§ Problem
Review the listing and copy each line that holds the word "group".

§ Given records

+--

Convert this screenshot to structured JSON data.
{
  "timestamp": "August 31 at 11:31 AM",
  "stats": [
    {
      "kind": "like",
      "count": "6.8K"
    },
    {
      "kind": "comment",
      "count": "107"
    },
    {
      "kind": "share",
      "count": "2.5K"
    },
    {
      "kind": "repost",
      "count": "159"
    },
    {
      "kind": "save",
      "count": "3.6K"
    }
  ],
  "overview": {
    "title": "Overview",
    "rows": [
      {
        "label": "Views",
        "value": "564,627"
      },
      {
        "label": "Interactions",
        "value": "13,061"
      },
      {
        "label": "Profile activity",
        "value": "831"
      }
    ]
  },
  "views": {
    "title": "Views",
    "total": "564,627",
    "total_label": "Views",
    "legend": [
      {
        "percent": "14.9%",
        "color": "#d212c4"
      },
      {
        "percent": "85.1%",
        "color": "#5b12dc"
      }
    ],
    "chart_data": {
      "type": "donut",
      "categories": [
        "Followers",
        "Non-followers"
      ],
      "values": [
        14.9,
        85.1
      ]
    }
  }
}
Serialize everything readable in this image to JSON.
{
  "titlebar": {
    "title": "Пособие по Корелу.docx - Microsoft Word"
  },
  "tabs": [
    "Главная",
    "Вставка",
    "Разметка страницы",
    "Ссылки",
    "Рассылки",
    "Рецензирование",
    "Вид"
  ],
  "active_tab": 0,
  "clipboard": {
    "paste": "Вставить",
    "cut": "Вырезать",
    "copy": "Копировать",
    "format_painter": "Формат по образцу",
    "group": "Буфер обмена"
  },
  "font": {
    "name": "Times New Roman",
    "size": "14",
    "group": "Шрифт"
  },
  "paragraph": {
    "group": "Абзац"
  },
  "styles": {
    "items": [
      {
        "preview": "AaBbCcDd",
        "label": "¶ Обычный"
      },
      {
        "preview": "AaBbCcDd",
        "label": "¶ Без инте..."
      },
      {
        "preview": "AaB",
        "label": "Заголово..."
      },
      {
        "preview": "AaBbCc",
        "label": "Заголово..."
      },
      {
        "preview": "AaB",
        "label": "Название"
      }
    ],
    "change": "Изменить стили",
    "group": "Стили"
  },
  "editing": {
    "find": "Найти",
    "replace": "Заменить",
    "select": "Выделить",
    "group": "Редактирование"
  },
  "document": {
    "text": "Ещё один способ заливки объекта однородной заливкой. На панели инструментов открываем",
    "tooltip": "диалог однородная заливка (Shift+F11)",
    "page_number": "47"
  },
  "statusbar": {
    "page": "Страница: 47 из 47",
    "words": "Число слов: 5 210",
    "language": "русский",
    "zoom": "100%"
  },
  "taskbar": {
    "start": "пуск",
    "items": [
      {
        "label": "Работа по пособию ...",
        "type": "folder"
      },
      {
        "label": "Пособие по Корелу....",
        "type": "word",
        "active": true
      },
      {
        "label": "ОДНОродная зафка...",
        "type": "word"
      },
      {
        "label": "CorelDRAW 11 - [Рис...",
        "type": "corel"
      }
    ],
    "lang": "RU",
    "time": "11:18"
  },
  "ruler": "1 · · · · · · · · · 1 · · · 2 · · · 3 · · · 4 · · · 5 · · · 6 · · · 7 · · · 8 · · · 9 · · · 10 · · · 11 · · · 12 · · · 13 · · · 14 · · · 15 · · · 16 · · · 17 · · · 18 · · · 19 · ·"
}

+--

§ Exercise output
    "group": "Буфер обмена"
    "group": "Шрифт"
    "group": "Абзац"
    "group": "Стили"
    "group": "Редактирование"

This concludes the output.